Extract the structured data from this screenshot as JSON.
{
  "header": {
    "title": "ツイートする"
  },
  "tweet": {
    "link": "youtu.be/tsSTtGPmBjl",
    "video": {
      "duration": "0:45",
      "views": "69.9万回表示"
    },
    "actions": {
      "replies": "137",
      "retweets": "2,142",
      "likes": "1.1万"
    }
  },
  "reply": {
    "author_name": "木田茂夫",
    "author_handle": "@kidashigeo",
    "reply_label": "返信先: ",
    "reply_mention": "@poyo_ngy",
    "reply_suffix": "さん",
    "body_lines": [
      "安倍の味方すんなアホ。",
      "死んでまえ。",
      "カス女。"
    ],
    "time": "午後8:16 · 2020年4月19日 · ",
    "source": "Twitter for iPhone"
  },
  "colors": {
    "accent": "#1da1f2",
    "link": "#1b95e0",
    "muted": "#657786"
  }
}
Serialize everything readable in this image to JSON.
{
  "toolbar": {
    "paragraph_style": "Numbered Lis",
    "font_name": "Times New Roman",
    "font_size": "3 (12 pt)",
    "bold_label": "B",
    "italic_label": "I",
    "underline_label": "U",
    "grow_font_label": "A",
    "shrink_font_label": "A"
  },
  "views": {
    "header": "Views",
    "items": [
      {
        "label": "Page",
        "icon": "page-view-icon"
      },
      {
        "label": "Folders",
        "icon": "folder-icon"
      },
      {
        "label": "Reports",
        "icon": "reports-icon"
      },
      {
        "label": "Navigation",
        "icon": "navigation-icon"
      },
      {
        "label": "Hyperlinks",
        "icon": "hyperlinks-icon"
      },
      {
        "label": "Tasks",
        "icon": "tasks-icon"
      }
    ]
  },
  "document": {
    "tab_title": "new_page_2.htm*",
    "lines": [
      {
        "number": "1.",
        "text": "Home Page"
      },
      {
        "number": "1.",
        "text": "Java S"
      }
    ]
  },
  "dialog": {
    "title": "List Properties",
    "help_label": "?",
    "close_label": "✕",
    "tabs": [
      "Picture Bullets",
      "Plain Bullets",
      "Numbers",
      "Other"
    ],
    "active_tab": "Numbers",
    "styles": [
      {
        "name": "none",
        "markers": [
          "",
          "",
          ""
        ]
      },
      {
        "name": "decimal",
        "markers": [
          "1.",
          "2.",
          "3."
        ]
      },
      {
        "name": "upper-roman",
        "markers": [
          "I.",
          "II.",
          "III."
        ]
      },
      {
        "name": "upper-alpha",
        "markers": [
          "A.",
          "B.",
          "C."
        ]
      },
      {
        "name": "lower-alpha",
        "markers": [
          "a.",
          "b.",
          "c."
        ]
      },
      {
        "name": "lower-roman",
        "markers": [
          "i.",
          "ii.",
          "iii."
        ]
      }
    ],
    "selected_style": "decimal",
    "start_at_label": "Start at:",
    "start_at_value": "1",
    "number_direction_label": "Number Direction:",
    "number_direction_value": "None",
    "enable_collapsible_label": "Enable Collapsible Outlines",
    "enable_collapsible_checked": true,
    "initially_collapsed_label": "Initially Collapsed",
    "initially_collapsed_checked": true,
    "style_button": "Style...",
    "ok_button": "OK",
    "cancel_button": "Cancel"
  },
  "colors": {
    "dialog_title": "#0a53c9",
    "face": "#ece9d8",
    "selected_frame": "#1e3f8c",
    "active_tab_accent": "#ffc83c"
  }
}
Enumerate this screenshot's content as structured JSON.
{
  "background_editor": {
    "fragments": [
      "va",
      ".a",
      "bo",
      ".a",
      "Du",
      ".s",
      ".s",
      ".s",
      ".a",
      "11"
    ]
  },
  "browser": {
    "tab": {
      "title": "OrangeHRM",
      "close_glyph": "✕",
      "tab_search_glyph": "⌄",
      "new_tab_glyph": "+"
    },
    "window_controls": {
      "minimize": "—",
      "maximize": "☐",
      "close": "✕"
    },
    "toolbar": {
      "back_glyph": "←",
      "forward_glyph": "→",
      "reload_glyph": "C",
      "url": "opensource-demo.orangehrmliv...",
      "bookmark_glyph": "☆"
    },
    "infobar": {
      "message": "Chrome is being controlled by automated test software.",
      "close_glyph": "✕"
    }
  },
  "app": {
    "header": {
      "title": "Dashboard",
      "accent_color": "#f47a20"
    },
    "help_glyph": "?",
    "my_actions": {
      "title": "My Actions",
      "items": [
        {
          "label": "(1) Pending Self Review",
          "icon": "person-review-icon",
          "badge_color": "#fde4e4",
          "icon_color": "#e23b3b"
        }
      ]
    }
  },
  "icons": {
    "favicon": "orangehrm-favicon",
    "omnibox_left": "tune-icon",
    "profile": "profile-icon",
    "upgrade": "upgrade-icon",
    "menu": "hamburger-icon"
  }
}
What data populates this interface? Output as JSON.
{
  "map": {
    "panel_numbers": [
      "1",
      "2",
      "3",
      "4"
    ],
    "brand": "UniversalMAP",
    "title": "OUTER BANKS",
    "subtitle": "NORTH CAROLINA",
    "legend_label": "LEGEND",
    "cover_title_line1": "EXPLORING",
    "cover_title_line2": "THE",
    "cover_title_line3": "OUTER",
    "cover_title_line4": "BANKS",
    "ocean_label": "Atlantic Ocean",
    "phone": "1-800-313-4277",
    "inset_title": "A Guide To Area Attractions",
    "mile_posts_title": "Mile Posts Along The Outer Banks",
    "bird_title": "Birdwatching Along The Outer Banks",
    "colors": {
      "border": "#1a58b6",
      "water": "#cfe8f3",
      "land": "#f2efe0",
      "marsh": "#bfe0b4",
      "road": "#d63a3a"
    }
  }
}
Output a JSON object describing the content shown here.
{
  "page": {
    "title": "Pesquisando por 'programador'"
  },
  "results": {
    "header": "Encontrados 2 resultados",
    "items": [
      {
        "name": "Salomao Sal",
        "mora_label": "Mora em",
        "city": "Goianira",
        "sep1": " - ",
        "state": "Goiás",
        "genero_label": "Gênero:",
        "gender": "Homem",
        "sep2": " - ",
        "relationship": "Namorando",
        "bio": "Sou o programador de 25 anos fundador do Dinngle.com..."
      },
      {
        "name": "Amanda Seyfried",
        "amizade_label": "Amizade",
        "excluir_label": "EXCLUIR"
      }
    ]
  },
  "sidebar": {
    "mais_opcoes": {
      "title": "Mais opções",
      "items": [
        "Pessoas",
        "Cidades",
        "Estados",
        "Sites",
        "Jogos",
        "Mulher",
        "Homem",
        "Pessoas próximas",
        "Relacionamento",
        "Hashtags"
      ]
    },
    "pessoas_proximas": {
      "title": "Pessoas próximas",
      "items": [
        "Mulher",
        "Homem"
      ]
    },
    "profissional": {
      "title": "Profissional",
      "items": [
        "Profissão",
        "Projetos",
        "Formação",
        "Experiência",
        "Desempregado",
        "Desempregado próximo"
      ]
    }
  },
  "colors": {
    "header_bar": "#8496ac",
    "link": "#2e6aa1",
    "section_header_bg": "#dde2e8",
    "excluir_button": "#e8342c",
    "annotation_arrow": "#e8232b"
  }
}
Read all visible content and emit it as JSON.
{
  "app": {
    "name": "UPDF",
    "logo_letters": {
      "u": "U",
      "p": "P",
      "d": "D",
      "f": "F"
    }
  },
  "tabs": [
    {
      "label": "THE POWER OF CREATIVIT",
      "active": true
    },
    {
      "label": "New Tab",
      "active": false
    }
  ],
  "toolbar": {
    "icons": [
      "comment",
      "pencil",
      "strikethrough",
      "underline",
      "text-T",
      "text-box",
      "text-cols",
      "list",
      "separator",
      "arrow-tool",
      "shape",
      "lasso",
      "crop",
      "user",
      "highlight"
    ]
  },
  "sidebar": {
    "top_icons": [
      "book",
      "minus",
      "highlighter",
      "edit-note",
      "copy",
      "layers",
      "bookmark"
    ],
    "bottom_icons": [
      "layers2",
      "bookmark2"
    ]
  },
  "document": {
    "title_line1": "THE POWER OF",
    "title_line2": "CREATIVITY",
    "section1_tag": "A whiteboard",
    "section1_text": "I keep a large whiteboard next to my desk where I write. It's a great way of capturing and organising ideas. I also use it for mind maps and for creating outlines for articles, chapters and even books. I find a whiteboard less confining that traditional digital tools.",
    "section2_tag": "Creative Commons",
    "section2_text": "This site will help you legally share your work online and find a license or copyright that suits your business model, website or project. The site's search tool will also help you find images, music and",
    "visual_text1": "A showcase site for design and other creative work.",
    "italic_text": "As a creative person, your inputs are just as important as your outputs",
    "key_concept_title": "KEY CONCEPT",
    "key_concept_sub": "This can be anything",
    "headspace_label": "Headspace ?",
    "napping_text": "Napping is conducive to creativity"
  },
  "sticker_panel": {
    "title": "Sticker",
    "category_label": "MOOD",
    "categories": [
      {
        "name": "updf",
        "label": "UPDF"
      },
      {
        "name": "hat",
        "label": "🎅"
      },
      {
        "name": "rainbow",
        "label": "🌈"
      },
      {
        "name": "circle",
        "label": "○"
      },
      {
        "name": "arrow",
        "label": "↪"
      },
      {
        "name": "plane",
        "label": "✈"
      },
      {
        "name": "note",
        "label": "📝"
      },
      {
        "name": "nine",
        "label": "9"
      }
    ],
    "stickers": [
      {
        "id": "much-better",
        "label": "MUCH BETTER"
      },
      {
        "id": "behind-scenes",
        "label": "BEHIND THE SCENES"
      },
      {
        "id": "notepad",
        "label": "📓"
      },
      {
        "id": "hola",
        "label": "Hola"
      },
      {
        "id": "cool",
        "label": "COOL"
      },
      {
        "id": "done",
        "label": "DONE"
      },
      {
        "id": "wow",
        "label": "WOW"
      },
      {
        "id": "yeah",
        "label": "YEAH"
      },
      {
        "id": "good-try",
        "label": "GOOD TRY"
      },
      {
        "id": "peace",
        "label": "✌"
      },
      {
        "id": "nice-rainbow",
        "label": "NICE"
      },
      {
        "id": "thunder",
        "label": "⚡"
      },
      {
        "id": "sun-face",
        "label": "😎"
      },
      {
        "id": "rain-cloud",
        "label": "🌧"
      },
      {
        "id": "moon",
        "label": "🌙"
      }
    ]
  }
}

|---|

EXERCISE DESCRIPTION
Copy out all lines that carry the word "data".

RESPONSE
Extract the structured data from this screenshot as JSON.
What data populates this interface? Output as JSON.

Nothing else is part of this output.